= Task goal =
Verbatim output of all the material below is required.

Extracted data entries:
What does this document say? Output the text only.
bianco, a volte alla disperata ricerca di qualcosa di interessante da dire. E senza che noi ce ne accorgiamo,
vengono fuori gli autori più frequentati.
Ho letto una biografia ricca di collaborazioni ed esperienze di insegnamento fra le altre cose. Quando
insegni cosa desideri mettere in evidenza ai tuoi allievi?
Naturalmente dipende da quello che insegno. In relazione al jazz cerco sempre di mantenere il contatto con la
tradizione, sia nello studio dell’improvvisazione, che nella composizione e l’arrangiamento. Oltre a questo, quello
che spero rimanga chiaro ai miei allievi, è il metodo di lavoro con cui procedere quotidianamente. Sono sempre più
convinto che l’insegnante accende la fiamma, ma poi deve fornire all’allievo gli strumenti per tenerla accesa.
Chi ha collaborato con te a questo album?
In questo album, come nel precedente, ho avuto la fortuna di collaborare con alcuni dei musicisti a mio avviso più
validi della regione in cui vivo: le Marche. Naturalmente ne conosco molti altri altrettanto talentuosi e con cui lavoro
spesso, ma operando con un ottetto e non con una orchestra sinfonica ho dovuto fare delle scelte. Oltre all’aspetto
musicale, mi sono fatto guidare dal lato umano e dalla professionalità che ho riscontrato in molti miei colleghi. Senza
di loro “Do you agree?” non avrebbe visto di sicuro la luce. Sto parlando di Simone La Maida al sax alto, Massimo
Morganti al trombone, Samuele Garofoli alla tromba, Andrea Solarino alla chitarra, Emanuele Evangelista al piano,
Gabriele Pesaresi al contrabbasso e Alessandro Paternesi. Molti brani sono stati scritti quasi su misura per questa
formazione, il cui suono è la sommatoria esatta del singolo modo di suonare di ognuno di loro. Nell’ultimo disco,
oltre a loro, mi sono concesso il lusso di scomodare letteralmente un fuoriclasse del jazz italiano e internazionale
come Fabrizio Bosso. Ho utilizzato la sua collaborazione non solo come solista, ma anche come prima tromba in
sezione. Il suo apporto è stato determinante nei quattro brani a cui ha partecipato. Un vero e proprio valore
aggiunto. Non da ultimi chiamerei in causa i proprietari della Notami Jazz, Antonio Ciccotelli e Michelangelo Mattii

= Exercise result =
What does this document say? Output the text only.
bianco, a volte alla disperata ricerca di qualcosa di interessante da dire. E senza che noi ce ne accorgiamo,
vengono fuori gli autori più frequentati.
Ho letto una biografia ricca di collaborazioni ed esperienze di insegnamento fra le altre cose. Quando
insegni cosa desideri mettere in evidenza ai tuoi allievi?
Naturalmente dipende da quello che insegno. In relazione al jazz cerco sempre di mantenere il contatto con la
tradizione, sia nello studio dell’improvvisazione, che nella composizione e l’arrangiamento. Oltre a questo, quello
che spero rimanga chiaro ai miei allievi, è il metodo di lavoro con cui procedere quotidianamente. Sono sempre più
convinto che l’insegnante accende la fiamma, ma poi deve fornire all’allievo gli strumenti per tenerla accesa.
Chi ha collaborato con te a questo album?
In questo album, come nel precedente, ho avuto la fortuna di collaborare con alcuni dei musicisti a mio avviso più
validi della regione in cui vivo: le Marche. Naturalmente ne conosco molti altri altrettanto talentuosi e con cui lavoro
spesso, ma operando con un ottetto e non con una orchestra sinfonica ho dovuto fare delle scelte. Oltre all’aspetto
musicale, mi sono fatto guidare dal lato umano e dalla professionalità che ho riscontrato in molti miei colleghi. Senza
di loro “Do you agree?” non avrebbe visto di sicuro la luce. Sto parlando di Simone La Maida al sax alto, Massimo
Morganti al trombone, Samuele Garofoli alla tromba, Andrea Solarino alla chitarra, Emanuele Evangelista al piano,
Gabriele Pesaresi al contrabbasso e Alessandro Paternesi. Molti brani sono stati scritti quasi su misura per questa
formazione, il cui suono è la sommatoria esatta del singolo modo di suonare di ognuno di loro. Nell’ultimo disco,
oltre a loro, mi sono concesso il lusso di scomodare letteralmente un fuoriclasse del jazz italiano e internazionale
come Fabrizio Bosso. Ho utilizzato la sua collaborazione non solo come solista, ma anche come prima tromba in
sezione. Il suo apporto è stato determinante nei quattro brani a cui ha partecipato. Un vero e proprio valore
aggiunto. Non da ultimi chiamerei in causa i proprietari della Notami Jazz, Antonio Ciccotelli e Michelangelo Mattii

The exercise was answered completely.